▶ **What to do**: Identify the lines holding "equipe" and copy them.
· · ·
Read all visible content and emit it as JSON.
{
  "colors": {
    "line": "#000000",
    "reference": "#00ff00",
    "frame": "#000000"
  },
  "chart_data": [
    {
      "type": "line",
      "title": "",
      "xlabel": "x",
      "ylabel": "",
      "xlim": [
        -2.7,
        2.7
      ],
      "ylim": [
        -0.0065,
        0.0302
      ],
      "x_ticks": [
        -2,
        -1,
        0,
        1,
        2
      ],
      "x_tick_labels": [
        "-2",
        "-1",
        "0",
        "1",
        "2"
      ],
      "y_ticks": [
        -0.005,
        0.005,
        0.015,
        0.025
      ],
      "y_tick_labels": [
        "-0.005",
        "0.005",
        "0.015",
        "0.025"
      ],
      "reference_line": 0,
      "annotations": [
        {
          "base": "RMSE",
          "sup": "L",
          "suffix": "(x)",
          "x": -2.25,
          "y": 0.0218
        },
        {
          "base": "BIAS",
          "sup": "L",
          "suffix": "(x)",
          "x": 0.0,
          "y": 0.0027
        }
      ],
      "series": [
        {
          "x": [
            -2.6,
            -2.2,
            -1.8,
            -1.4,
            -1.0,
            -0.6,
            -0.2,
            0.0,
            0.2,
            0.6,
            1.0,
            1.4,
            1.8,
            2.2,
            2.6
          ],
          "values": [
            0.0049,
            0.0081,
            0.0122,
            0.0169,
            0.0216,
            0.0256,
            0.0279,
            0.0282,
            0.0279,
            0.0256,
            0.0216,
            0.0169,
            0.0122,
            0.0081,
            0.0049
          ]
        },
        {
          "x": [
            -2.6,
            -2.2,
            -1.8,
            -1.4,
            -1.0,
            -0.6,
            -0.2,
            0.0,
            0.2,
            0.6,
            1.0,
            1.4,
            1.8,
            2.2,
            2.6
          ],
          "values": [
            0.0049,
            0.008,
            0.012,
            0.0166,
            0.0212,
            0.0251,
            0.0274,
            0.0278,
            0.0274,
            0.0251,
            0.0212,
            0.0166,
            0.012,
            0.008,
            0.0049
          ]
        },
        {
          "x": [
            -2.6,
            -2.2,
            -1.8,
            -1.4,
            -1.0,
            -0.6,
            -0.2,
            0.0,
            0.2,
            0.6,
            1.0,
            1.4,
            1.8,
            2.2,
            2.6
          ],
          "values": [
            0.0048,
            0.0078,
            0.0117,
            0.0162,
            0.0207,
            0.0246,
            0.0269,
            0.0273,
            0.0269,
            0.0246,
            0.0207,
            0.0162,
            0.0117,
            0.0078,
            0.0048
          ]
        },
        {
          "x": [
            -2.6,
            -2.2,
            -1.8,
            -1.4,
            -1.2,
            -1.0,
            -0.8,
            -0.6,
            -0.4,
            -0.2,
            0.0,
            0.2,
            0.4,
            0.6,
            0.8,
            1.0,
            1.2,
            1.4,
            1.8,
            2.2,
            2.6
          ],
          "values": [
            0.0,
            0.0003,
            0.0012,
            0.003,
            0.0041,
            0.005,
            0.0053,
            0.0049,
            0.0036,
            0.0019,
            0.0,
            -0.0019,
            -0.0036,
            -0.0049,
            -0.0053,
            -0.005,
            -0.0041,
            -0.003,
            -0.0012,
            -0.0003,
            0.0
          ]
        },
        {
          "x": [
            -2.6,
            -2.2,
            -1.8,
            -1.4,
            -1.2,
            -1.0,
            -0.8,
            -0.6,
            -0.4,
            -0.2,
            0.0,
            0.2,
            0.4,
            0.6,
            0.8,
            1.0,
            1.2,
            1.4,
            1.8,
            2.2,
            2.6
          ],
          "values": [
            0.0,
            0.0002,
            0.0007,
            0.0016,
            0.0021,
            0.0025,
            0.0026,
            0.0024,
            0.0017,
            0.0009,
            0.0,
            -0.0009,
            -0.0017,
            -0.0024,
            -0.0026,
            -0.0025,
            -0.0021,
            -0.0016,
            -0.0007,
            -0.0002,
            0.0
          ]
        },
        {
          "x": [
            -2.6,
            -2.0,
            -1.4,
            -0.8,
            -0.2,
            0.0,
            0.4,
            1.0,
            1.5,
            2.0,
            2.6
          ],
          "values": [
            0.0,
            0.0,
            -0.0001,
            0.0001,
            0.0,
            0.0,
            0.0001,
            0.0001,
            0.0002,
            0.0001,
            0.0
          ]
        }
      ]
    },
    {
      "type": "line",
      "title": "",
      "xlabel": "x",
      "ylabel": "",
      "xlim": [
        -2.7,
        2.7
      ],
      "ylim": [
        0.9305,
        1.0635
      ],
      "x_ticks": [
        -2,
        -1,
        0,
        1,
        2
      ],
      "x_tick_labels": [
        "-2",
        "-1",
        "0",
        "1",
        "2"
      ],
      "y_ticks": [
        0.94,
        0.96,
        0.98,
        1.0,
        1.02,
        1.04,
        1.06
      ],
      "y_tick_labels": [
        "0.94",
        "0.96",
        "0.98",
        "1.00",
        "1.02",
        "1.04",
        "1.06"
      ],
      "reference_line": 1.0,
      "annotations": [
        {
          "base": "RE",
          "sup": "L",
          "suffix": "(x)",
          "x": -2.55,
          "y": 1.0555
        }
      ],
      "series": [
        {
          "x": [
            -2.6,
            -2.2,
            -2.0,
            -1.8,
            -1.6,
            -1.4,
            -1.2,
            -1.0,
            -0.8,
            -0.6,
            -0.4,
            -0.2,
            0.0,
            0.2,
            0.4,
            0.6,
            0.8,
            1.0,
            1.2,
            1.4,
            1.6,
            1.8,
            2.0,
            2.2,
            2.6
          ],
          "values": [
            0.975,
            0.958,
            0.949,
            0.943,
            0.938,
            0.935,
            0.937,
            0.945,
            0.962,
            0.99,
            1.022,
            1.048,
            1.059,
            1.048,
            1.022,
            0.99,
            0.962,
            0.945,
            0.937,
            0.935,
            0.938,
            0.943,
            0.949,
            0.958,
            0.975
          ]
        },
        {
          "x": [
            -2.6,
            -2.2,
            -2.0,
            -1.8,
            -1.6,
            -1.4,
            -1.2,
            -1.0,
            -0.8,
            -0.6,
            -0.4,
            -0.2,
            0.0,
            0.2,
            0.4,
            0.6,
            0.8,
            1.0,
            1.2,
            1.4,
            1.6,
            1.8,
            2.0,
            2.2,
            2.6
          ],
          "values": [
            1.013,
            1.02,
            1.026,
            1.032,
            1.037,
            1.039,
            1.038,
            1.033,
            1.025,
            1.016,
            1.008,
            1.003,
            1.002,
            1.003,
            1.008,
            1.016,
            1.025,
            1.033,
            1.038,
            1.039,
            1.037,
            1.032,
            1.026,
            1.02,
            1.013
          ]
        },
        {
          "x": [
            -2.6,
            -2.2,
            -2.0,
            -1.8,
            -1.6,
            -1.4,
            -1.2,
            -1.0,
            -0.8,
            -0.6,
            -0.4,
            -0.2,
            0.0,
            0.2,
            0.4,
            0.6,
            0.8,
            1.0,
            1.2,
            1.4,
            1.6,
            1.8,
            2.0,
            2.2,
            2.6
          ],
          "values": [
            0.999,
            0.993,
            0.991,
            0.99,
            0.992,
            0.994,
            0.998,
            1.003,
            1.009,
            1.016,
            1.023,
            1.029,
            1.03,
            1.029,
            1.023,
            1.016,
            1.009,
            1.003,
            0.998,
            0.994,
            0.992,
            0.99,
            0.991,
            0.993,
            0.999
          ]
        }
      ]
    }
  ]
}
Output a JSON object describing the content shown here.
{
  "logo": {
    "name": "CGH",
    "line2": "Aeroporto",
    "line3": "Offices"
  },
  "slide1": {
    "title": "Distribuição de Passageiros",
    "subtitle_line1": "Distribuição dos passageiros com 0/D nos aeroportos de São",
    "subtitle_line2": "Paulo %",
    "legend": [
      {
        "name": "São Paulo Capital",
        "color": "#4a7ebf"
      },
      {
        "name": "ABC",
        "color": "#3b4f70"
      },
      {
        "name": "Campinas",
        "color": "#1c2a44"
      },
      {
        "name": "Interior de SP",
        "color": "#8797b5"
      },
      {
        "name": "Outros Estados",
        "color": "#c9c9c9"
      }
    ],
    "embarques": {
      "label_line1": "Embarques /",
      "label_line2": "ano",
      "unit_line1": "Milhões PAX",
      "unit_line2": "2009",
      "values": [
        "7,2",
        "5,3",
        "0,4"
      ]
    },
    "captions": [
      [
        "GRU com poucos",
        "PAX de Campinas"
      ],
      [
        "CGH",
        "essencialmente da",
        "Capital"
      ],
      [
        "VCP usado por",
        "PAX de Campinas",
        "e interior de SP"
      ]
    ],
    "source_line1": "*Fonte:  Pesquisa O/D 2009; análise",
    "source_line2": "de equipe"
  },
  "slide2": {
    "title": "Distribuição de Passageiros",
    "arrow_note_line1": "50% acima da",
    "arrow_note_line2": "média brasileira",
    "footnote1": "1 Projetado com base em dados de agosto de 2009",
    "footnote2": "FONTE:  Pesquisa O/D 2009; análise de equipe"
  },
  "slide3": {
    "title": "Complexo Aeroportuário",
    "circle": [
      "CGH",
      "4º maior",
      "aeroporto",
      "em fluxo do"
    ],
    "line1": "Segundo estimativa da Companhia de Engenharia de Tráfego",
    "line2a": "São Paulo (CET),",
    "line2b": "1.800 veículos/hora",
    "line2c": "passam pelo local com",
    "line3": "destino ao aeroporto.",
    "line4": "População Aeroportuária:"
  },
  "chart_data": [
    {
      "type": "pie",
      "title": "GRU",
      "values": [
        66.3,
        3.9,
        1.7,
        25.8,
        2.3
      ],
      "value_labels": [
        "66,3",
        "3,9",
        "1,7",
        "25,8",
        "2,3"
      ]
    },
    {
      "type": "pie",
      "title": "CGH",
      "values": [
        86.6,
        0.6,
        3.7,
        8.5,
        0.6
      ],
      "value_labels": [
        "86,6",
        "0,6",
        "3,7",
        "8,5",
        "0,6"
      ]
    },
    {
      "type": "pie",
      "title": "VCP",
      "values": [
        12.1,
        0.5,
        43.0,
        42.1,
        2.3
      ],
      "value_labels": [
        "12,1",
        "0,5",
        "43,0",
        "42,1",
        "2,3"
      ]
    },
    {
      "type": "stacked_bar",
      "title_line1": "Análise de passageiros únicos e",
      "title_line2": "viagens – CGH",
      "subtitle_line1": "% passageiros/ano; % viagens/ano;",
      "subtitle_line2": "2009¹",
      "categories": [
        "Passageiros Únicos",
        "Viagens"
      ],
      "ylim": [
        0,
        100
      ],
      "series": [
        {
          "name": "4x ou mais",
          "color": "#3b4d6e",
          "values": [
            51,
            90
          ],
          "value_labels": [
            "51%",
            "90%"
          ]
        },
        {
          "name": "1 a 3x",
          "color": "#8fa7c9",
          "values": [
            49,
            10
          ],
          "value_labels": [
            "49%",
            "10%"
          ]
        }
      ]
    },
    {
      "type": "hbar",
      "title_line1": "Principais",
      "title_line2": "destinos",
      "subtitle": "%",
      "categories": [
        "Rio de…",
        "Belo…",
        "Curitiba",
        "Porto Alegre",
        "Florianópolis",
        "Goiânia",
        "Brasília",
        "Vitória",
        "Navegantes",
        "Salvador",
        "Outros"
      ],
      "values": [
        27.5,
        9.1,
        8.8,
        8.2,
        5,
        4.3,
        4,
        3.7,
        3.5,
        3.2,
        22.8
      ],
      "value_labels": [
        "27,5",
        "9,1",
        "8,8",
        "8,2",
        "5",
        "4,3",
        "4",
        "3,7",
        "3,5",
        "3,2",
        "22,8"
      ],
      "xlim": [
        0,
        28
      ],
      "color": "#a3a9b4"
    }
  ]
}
· · ·
▶ **Correct response**:
    "source_line2": "de equipe"
    "footnote2": "FONTE:  Pesquisa O/D 2009; análise de equipe"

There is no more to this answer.